Stored records:

________________________________________

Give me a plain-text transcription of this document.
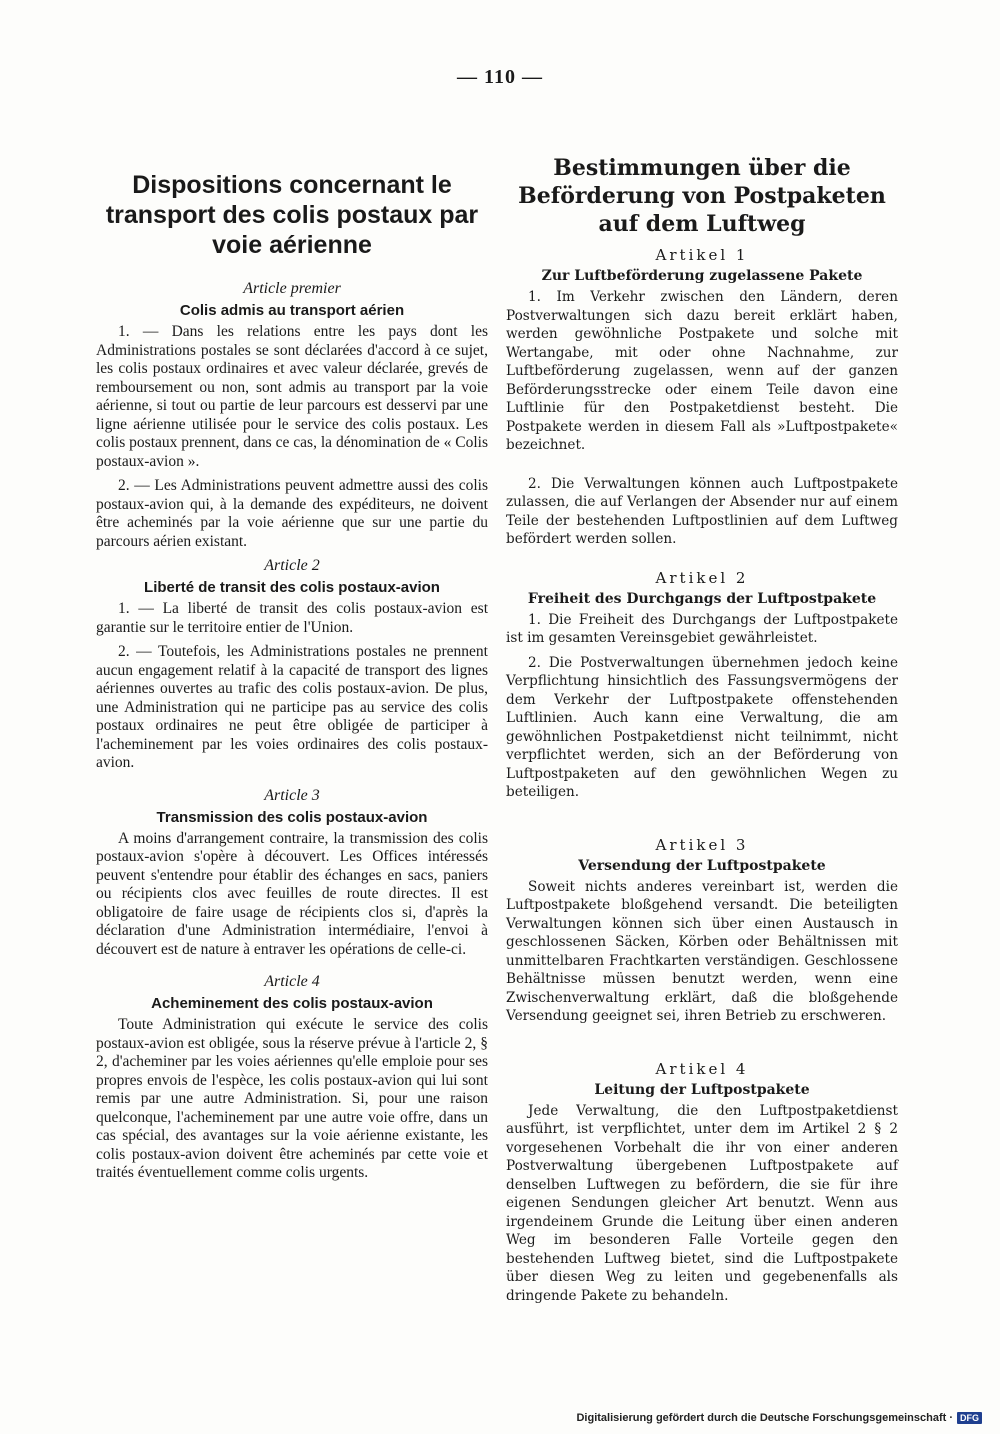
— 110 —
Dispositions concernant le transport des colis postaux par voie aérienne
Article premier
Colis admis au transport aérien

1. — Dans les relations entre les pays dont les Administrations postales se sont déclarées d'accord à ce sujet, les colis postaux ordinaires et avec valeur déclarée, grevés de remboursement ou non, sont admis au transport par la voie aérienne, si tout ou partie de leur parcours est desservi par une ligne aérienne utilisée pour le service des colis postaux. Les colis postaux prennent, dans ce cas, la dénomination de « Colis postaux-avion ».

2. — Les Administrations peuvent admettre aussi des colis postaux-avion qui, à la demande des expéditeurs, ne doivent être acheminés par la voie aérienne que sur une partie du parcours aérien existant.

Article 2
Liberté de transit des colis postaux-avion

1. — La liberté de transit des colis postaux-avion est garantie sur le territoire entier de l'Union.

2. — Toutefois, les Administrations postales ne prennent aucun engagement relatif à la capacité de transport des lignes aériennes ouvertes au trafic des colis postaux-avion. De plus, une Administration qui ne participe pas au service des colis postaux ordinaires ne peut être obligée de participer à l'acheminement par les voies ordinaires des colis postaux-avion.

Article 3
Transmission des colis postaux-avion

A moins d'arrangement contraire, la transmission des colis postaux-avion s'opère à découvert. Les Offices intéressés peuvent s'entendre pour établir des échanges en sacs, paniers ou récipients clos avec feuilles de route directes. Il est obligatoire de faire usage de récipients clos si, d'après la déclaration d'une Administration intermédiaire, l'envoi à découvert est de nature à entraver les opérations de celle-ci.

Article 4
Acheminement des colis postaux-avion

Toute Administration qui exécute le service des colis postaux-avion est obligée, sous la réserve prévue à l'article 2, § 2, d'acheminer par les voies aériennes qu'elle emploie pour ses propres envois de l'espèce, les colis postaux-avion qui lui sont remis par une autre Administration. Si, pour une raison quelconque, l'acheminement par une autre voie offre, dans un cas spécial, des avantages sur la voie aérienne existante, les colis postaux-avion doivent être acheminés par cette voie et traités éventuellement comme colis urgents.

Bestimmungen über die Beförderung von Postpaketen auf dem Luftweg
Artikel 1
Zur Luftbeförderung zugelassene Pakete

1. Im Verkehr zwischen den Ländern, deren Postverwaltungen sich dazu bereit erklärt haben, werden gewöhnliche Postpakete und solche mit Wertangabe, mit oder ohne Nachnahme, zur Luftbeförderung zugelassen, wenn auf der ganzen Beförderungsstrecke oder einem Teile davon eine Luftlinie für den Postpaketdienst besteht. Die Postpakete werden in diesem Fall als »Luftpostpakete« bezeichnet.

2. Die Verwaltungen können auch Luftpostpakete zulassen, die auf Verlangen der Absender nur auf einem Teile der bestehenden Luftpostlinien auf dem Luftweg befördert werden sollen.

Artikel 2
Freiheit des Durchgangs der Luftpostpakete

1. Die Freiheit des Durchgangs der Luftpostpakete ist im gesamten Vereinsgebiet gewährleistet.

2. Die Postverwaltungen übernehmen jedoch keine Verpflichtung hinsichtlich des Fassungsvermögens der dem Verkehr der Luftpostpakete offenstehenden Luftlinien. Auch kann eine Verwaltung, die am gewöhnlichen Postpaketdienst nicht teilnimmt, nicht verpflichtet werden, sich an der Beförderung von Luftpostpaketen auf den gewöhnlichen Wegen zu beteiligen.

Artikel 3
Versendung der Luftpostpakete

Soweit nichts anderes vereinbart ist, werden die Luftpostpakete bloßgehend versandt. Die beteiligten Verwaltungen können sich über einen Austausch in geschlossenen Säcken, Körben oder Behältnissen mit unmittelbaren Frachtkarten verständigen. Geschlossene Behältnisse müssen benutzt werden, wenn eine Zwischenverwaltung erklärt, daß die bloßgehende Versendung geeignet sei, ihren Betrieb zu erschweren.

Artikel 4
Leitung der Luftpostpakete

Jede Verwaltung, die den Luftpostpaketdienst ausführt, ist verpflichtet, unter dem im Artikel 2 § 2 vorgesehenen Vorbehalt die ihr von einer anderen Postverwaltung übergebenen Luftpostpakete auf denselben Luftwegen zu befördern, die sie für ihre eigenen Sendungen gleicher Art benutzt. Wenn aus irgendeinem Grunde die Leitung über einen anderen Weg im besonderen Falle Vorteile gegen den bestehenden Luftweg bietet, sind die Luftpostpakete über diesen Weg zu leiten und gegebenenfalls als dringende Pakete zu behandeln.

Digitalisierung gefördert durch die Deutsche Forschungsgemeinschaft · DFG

________________________________________

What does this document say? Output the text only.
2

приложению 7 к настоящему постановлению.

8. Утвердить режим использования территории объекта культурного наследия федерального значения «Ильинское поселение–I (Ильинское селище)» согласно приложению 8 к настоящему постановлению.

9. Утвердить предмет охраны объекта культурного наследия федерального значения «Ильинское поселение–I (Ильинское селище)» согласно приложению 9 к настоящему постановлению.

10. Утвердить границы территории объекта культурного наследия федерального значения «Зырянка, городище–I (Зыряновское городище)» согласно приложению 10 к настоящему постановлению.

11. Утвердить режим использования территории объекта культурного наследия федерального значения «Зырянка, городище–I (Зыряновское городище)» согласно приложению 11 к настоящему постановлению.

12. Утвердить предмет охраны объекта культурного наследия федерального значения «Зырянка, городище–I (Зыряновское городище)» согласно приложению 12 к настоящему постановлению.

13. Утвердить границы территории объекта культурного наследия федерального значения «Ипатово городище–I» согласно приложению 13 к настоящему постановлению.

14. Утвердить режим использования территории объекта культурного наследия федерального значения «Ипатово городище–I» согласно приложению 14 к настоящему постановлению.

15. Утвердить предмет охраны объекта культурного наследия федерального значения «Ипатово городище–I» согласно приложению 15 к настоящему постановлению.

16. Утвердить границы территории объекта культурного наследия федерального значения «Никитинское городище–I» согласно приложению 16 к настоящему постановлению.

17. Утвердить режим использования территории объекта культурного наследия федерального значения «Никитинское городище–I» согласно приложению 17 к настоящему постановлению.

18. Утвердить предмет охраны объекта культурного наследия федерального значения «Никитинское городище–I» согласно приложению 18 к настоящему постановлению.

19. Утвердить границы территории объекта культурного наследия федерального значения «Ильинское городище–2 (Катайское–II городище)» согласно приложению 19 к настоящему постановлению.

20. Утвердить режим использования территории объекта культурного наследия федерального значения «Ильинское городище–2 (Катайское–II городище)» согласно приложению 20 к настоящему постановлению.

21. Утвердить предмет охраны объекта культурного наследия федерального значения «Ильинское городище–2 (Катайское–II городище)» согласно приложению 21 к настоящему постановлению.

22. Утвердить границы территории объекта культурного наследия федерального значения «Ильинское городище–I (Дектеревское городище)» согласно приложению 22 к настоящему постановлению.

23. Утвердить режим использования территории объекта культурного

________________________________________

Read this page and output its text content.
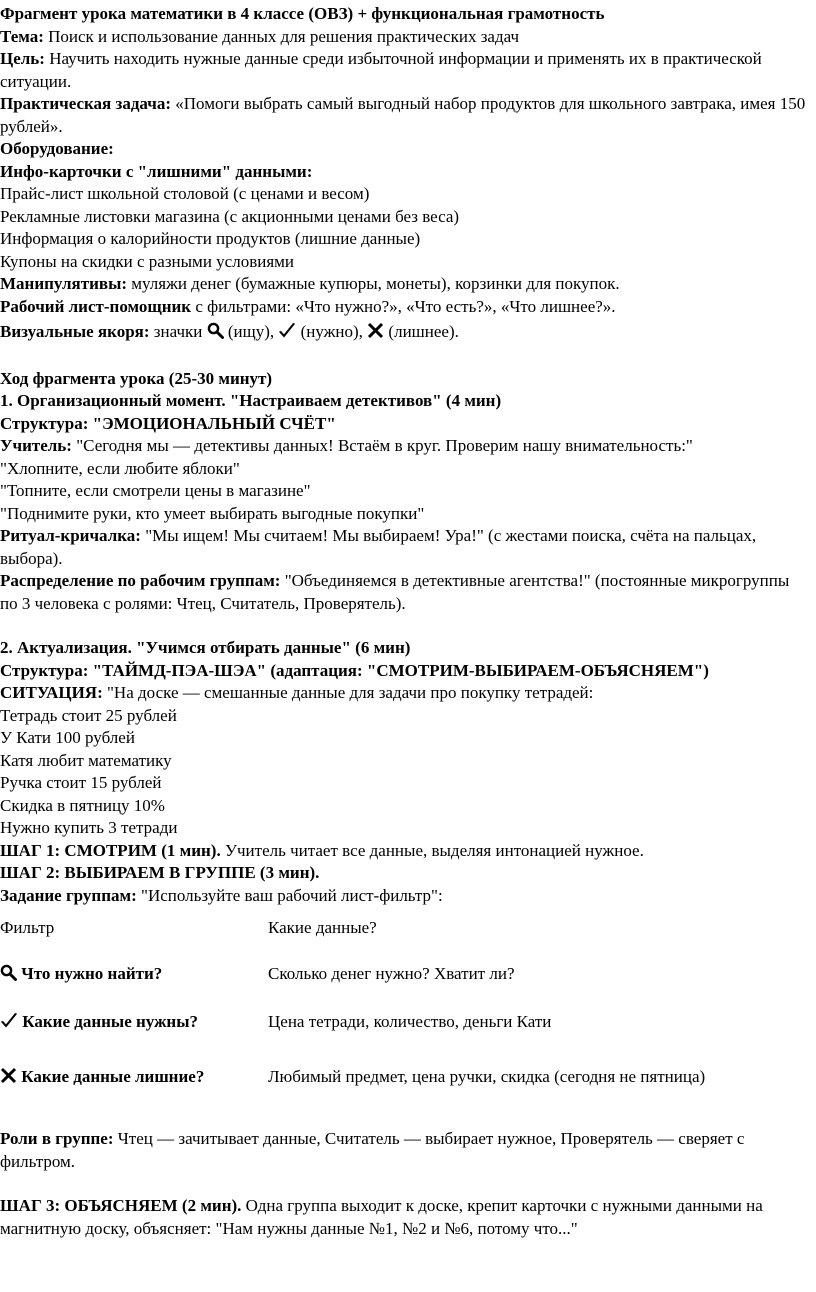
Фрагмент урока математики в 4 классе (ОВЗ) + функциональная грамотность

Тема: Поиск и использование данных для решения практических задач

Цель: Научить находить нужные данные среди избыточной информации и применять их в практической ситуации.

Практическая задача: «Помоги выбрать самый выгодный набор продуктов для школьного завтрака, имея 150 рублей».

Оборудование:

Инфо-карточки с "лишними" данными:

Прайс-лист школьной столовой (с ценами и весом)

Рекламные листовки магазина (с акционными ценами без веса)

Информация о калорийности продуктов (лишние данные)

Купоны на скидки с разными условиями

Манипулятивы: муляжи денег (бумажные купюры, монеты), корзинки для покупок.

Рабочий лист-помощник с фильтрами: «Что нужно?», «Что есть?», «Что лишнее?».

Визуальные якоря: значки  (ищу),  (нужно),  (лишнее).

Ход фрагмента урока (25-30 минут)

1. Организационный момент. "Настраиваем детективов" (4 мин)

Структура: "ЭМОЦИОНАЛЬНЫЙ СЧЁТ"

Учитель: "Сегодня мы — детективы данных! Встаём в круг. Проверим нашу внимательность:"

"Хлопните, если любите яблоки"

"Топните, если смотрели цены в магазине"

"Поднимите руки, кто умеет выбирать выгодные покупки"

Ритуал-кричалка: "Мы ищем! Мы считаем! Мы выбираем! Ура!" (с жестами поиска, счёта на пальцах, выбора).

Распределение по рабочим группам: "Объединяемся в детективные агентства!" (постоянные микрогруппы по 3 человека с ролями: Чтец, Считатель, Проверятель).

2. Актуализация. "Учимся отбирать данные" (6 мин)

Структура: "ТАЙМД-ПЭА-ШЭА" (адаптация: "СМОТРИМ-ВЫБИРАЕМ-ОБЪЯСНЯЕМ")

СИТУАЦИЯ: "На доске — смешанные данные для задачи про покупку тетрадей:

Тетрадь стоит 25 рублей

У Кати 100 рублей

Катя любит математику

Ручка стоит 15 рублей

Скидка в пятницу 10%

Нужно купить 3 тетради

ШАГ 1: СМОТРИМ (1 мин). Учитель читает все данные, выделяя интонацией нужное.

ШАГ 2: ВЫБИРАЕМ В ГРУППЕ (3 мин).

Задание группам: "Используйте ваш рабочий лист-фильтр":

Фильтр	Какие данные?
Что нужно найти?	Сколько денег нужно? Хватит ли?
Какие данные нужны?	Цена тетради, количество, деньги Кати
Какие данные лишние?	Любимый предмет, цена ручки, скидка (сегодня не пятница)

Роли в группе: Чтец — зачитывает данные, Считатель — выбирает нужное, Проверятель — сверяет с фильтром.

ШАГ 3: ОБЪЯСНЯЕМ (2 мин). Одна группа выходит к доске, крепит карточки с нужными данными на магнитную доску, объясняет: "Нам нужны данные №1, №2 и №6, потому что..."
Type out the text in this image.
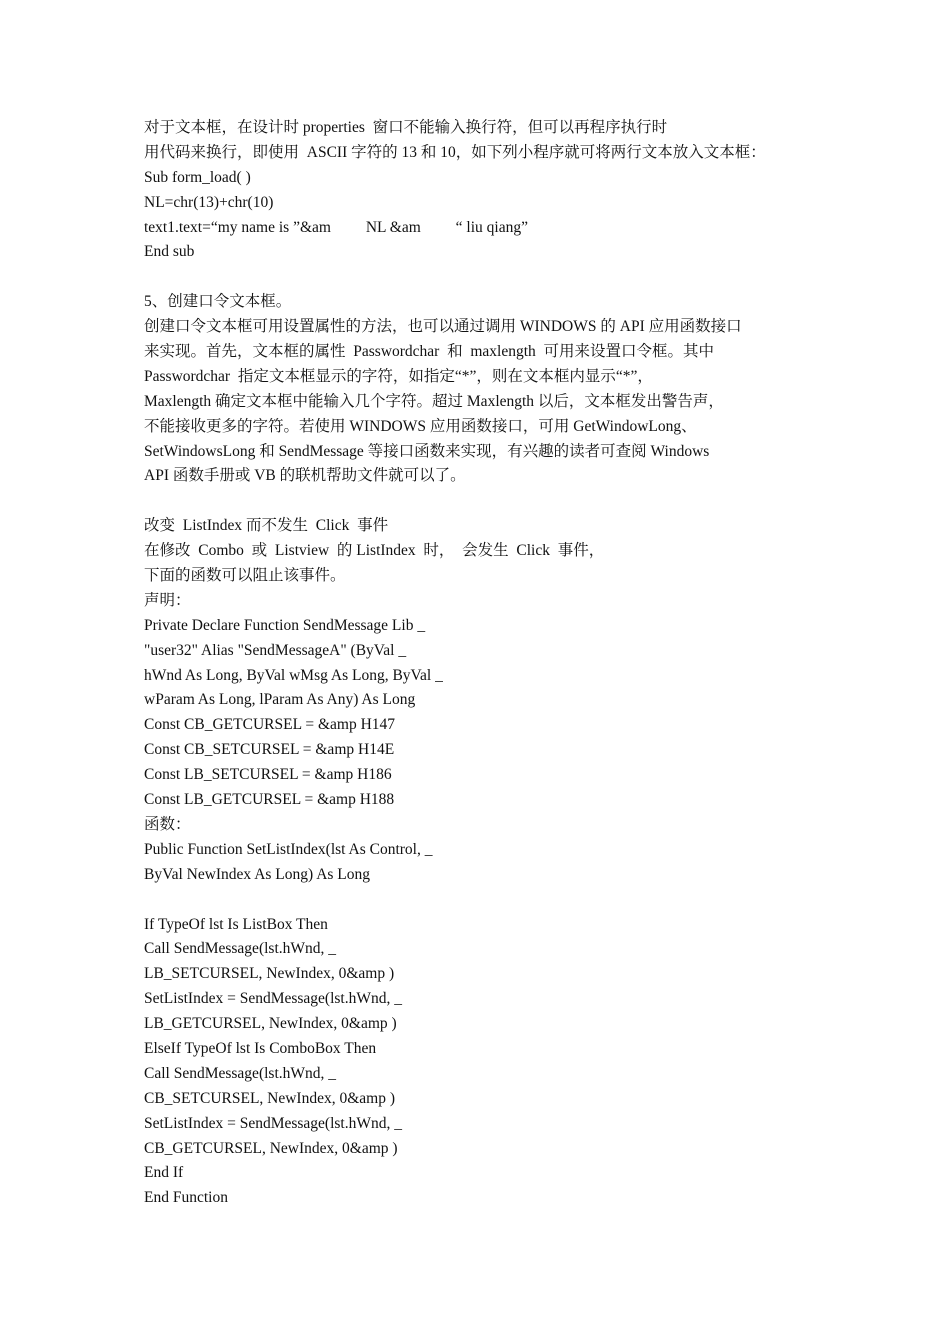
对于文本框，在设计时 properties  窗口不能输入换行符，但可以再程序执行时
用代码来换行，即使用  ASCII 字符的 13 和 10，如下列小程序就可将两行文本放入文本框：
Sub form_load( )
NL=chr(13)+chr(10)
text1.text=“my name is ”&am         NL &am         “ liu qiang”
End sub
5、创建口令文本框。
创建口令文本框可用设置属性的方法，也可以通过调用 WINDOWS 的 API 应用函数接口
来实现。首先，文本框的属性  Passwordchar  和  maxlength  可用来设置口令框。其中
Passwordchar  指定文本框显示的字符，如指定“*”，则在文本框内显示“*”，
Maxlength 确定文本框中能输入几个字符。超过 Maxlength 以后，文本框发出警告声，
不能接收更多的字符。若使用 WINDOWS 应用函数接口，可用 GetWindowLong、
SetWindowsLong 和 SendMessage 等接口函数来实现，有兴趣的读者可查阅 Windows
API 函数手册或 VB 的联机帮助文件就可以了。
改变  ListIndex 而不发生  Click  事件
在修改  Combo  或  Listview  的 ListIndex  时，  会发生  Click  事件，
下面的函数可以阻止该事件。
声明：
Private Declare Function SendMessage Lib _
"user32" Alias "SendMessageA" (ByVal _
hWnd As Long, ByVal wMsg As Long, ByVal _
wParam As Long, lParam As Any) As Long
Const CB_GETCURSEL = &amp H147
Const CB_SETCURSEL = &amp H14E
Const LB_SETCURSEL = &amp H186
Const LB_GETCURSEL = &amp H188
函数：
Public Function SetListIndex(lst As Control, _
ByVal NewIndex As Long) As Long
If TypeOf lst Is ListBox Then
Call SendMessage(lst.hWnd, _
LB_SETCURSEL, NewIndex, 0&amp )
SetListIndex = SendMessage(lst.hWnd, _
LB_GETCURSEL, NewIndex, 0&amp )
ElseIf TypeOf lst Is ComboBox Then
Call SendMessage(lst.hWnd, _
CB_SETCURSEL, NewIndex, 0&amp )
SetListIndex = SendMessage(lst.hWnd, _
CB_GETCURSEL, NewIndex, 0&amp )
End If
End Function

________________________________________

▸ **GIVEN TASK**: Copy out every line of the material above that mentions the word "parcours".

▸ **PROBLEM SOLUTION**:
1. — Dans les relations entre les pays dont les Administrations postales se sont déclarées d'accord à ce sujet, les colis postaux ordinaires et avec valeur déclarée, grevés de remboursement ou non, sont admis au transport par la voie aérienne, si tout ou partie de leur parcours est desservi par une ligne aérienne utilisée pour le service des colis postaux. Les colis postaux prennent, dans ce cas, la dénomination de « Colis postaux-avion ».
2. — Les Administrations peuvent admettre aussi des colis postaux-avion qui, à la demande des expéditeurs, ne doivent être acheminés par la voie aérienne que sur une partie du parcours aérien existant.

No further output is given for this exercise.